LISTED RECORDS>
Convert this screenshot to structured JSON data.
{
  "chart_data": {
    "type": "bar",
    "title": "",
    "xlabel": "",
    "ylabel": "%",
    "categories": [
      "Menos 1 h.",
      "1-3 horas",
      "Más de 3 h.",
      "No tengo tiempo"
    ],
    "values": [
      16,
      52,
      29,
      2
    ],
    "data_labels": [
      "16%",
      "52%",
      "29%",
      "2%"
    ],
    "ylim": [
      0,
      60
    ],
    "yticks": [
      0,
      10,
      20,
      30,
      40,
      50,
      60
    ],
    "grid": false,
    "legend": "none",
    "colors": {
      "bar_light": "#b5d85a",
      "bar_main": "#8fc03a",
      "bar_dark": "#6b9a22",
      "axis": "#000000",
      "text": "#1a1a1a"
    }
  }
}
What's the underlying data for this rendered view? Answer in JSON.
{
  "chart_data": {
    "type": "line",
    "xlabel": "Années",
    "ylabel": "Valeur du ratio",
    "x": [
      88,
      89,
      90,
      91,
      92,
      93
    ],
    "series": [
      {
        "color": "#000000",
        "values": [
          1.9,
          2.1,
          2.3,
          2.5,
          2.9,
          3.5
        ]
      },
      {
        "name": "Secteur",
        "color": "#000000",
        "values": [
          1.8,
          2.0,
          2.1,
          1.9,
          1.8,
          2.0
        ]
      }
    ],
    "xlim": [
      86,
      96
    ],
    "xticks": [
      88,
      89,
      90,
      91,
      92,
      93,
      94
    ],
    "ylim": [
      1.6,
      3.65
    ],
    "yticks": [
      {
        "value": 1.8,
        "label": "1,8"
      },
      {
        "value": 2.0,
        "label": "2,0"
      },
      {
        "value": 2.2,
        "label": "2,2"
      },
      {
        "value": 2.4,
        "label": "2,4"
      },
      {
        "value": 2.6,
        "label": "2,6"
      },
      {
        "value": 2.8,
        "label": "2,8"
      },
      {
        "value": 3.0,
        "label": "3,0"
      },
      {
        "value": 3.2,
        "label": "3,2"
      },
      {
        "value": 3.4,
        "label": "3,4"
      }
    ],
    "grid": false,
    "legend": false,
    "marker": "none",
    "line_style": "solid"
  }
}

WHAT YOU WILL DO>
In the listing above, locate each line with "this" and copy it.

ANSWER IN FULL>
Convert this screenshot to structured JSON data.
What's the underlying data for this rendered view? Answer in JSON.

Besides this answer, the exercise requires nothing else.